**What the task requires:** Output the material below in full, exactly as it is.
---- Record set
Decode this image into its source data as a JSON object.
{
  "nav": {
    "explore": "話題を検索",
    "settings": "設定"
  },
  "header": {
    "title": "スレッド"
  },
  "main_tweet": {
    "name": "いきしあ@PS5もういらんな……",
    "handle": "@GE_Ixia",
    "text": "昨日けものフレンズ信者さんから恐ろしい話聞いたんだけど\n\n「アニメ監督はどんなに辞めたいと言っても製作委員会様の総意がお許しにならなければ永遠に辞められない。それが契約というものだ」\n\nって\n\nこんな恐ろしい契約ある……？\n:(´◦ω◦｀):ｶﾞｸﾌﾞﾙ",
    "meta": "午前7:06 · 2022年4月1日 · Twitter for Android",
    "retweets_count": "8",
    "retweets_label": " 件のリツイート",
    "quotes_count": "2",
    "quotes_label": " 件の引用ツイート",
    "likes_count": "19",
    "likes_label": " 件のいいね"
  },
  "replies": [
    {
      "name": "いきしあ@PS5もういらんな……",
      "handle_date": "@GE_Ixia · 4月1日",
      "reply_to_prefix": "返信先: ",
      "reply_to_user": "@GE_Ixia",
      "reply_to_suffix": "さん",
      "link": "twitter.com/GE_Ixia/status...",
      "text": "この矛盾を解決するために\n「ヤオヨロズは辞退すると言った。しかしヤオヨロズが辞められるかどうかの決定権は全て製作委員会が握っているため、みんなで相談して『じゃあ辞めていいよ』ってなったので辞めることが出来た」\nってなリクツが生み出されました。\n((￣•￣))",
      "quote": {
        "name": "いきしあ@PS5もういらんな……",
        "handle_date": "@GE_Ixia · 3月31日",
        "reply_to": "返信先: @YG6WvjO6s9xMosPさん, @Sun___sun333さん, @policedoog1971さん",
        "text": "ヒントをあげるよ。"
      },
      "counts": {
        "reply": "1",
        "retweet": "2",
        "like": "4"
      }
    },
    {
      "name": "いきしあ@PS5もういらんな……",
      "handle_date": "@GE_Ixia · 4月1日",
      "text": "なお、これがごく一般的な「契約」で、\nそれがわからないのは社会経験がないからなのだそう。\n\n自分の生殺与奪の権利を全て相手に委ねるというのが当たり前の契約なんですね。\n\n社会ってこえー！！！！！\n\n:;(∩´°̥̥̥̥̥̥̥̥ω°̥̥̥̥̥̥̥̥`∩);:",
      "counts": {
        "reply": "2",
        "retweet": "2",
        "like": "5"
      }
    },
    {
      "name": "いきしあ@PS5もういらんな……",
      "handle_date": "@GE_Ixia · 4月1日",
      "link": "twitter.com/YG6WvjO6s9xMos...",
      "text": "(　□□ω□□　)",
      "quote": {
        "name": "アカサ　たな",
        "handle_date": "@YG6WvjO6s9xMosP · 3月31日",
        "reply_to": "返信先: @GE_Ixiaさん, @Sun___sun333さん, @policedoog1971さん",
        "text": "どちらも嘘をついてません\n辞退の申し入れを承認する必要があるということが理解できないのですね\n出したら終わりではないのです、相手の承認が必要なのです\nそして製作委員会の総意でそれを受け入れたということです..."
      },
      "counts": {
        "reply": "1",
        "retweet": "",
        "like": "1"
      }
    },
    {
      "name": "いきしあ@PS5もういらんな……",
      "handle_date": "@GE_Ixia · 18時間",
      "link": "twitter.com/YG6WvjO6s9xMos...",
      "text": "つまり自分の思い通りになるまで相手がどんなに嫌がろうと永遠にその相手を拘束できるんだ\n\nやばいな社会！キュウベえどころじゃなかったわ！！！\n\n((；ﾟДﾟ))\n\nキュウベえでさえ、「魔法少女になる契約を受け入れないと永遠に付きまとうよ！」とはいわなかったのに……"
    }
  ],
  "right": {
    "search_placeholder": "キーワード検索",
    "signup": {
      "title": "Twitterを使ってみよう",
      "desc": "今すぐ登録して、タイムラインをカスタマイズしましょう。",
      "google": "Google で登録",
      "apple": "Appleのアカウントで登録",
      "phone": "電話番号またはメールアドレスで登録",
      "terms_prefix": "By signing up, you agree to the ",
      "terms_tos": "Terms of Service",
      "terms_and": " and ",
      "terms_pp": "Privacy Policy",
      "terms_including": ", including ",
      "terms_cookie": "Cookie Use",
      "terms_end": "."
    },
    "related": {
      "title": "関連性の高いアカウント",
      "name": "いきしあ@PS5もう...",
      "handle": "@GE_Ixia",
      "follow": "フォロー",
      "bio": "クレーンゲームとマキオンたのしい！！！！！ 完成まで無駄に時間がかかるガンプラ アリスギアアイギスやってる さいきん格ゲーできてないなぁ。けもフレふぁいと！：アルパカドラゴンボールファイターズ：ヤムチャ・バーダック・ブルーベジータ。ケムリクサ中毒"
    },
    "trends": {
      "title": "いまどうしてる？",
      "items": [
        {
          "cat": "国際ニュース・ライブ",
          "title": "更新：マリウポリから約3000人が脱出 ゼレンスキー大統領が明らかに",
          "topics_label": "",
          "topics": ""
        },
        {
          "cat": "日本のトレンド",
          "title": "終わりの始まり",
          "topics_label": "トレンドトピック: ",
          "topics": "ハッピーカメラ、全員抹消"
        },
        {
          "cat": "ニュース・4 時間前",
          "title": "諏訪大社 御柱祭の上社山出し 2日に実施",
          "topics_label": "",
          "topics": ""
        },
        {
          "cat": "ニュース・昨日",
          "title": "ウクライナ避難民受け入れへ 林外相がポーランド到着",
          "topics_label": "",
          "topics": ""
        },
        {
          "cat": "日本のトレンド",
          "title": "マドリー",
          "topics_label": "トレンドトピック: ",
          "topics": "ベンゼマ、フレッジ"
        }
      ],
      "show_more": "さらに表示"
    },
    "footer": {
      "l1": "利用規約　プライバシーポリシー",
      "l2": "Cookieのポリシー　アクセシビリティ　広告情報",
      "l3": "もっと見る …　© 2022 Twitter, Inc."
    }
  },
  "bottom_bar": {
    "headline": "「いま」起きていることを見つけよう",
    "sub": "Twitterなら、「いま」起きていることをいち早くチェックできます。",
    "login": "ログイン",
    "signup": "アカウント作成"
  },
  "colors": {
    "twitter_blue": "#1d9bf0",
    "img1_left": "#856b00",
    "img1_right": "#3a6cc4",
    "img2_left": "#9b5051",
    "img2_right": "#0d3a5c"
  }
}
--------
**Complete output:**
Decode this image into its source data as a JSON object.
{
  "nav": {
    "explore": "話題を検索",
    "settings": "設定"
  },
  "header": {
    "title": "スレッド"
  },
  "main_tweet": {
    "name": "いきしあ@PS5もういらんな……",
    "handle": "@GE_Ixia",
    "text": "昨日けものフレンズ信者さんから恐ろしい話聞いたんだけど\n\n「アニメ監督はどんなに辞めたいと言っても製作委員会様の総意がお許しにならなければ永遠に辞められない。それが契約というものだ」\n\nって\n\nこんな恐ろしい契約ある……？\n:(´◦ω◦｀):ｶﾞｸﾌﾞﾙ",
    "meta": "午前7:06 · 2022年4月1日 · Twitter for Android",
    "retweets_count": "8",
    "retweets_label": " 件のリツイート",
    "quotes_count": "2",
    "quotes_label": " 件の引用ツイート",
    "likes_count": "19",
    "likes_label": " 件のいいね"
  },
  "replies": [
    {
      "name": "いきしあ@PS5もういらんな……",
      "handle_date": "@GE_Ixia · 4月1日",
      "reply_to_prefix": "返信先: ",
      "reply_to_user": "@GE_Ixia",
      "reply_to_suffix": "さん",
      "link": "twitter.com/GE_Ixia/status...",
      "text": "この矛盾を解決するために\n「ヤオヨロズは辞退すると言った。しかしヤオヨロズが辞められるかどうかの決定権は全て製作委員会が握っているため、みんなで相談して『じゃあ辞めていいよ』ってなったので辞めることが出来た」\nってなリクツが生み出されました。\n((￣•￣))",
      "quote": {
        "name": "いきしあ@PS5もういらんな……",
        "handle_date": "@GE_Ixia · 3月31日",
        "reply_to": "返信先: @YG6WvjO6s9xMosPさん, @Sun___sun333さん, @policedoog1971さん",
        "text": "ヒントをあげるよ。"
      },
      "counts": {
        "reply": "1",
        "retweet": "2",
        "like": "4"
      }
    },
    {
      "name": "いきしあ@PS5もういらんな……",
      "handle_date": "@GE_Ixia · 4月1日",
      "text": "なお、これがごく一般的な「契約」で、\nそれがわからないのは社会経験がないからなのだそう。\n\n自分の生殺与奪の権利を全て相手に委ねるというのが当たり前の契約なんですね。\n\n社会ってこえー！！！！！\n\n:;(∩´°̥̥̥̥̥̥̥̥ω°̥̥̥̥̥̥̥̥`∩);:",
      "counts": {
        "reply": "2",
        "retweet": "2",
        "like": "5"
      }
    },
    {
      "name": "いきしあ@PS5もういらんな……",
      "handle_date": "@GE_Ixia · 4月1日",
      "link": "twitter.com/YG6WvjO6s9xMos...",
      "text": "(　□□ω□□　)",
      "quote": {
        "name": "アカサ　たな",
        "handle_date": "@YG6WvjO6s9xMosP · 3月31日",
        "reply_to": "返信先: @GE_Ixiaさん, @Sun___sun333さん, @policedoog1971さん",
        "text": "どちらも嘘をついてません\n辞退の申し入れを承認する必要があるということが理解できないのですね\n出したら終わりではないのです、相手の承認が必要なのです\nそして製作委員会の総意でそれを受け入れたということです..."
      },
      "counts": {
        "reply": "1",
        "retweet": "",
        "like": "1"
      }
    },
    {
      "name": "いきしあ@PS5もういらんな……",
      "handle_date": "@GE_Ixia · 18時間",
      "link": "twitter.com/YG6WvjO6s9xMos...",
      "text": "つまり自分の思い通りになるまで相手がどんなに嫌がろうと永遠にその相手を拘束できるんだ\n\nやばいな社会！キュウベえどころじゃなかったわ！！！\n\n((；ﾟДﾟ))\n\nキュウベえでさえ、「魔法少女になる契約を受け入れないと永遠に付きまとうよ！」とはいわなかったのに……"
    }
  ],
  "right": {
    "search_placeholder": "キーワード検索",
    "signup": {
      "title": "Twitterを使ってみよう",
      "desc": "今すぐ登録して、タイムラインをカスタマイズしましょう。",
      "google": "Google で登録",
      "apple": "Appleのアカウントで登録",
      "phone": "電話番号またはメールアドレスで登録",
      "terms_prefix": "By signing up, you agree to the ",
      "terms_tos": "Terms of Service",
      "terms_and": " and ",
      "terms_pp": "Privacy Policy",
      "terms_including": ", including ",
      "terms_cookie": "Cookie Use",
      "terms_end": "."
    },
    "related": {
      "title": "関連性の高いアカウント",
      "name": "いきしあ@PS5もう...",
      "handle": "@GE_Ixia",
      "follow": "フォロー",
      "bio": "クレーンゲームとマキオンたのしい！！！！！ 完成まで無駄に時間がかかるガンプラ アリスギアアイギスやってる さいきん格ゲーできてないなぁ。けもフレふぁいと！：アルパカドラゴンボールファイターズ：ヤムチャ・バーダック・ブルーベジータ。ケムリクサ中毒"
    },
    "trends": {
      "title": "いまどうしてる？",
      "items": [
        {
          "cat": "国際ニュース・ライブ",
          "title": "更新：マリウポリから約3000人が脱出 ゼレンスキー大統領が明らかに",
          "topics_label": "",
          "topics": ""
        },
        {
          "cat": "日本のトレンド",
          "title": "終わりの始まり",
          "topics_label": "トレンドトピック: ",
          "topics": "ハッピーカメラ、全員抹消"
        },
        {
          "cat": "ニュース・4 時間前",
          "title": "諏訪大社 御柱祭の上社山出し 2日に実施",
          "topics_label": "",
          "topics": ""
        },
        {
          "cat": "ニュース・昨日",
          "title": "ウクライナ避難民受け入れへ 林外相がポーランド到着",
          "topics_label": "",
          "topics": ""
        },
        {
          "cat": "日本のトレンド",
          "title": "マドリー",
          "topics_label": "トレンドトピック: ",
          "topics": "ベンゼマ、フレッジ"
        }
      ],
      "show_more": "さらに表示"
    },
    "footer": {
      "l1": "利用規約　プライバシーポリシー",
      "l2": "Cookieのポリシー　アクセシビリティ　広告情報",
      "l3": "もっと見る …　© 2022 Twitter, Inc."
    }
  },
  "bottom_bar": {
    "headline": "「いま」起きていることを見つけよう",
    "sub": "Twitterなら、「いま」起きていることをいち早くチェックできます。",
    "login": "ログイン",
    "signup": "アカウント作成"
  },
  "colors": {
    "twitter_blue": "#1d9bf0",
    "img1_left": "#856b00",
    "img1_right": "#3a6cc4",
    "img2_left": "#9b5051",
    "img2_right": "#0d3a5c"
  }
}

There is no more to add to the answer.